_What is being asked_. Look for the string "Lidan" in the lines and copy each line that has it.
— begin —
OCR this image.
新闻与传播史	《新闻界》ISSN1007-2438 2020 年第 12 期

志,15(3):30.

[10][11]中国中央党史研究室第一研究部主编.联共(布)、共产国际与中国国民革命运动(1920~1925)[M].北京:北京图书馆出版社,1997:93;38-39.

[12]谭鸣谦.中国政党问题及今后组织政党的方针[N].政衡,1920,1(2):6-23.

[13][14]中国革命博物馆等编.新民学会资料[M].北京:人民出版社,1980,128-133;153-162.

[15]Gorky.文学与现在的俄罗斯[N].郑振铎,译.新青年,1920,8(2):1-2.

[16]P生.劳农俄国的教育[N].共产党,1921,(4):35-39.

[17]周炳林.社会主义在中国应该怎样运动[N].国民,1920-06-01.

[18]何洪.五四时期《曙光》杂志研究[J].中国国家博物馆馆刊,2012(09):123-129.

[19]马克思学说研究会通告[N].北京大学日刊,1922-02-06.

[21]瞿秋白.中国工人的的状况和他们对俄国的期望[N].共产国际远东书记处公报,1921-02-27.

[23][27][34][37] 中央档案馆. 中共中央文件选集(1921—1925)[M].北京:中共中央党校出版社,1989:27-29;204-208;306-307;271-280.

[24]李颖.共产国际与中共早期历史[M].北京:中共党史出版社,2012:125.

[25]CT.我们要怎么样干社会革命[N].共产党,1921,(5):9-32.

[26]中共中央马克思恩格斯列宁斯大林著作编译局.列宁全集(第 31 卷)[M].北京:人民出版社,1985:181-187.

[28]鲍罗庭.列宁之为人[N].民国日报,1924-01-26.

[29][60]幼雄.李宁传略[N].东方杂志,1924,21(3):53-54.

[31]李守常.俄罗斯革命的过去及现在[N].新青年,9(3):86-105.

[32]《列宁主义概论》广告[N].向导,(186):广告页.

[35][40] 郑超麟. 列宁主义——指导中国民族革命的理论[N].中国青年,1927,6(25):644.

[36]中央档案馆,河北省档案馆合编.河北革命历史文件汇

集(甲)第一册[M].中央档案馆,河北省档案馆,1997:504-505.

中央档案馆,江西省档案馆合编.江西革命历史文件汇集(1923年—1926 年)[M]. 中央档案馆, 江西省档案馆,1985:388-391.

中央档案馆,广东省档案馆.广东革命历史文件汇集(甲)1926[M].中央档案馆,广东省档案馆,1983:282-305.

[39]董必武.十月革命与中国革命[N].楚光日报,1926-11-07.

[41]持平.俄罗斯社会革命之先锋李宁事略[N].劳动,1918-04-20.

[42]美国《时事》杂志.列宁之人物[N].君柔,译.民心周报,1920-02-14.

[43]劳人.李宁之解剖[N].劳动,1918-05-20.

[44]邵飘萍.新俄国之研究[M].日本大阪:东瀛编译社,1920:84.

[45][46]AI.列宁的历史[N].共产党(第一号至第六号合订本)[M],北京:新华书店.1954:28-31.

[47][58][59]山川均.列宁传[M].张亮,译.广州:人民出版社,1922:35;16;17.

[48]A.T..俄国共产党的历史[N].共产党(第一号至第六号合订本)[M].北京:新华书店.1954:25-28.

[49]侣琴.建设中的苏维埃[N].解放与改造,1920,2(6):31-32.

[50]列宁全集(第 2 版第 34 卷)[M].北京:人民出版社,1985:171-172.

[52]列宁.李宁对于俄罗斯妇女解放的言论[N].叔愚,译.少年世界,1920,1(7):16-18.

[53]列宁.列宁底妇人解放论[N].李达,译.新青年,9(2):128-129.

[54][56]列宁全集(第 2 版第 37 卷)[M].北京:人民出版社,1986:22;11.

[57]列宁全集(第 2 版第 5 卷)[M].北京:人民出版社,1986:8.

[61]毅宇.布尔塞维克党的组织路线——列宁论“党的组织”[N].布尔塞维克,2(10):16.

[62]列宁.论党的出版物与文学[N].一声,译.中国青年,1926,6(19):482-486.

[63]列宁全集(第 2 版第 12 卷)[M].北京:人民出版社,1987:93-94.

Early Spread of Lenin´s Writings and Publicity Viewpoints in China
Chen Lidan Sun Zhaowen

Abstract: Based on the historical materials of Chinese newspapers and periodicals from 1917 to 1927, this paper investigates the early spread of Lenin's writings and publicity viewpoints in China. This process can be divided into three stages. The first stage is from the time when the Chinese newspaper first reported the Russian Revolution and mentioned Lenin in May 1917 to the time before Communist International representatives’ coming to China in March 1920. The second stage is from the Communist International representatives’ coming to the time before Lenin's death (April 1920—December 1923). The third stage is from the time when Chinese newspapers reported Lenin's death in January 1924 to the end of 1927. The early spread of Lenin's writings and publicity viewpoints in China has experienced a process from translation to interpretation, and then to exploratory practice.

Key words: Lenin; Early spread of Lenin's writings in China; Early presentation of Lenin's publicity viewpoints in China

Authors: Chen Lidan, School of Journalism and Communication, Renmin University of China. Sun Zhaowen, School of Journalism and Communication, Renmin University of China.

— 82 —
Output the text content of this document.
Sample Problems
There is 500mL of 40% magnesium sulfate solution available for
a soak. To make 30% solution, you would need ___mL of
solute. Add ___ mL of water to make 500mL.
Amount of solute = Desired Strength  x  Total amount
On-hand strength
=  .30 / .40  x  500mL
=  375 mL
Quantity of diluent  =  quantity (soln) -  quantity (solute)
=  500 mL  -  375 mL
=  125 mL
— end —
_Answer to this task_.
Chen Lidan Sun Zhaowen
Authors: Chen Lidan, School of Journalism and Communication, Renmin University of China. Sun Zhaowen, School of Journalism and Communication, Renmin University of China.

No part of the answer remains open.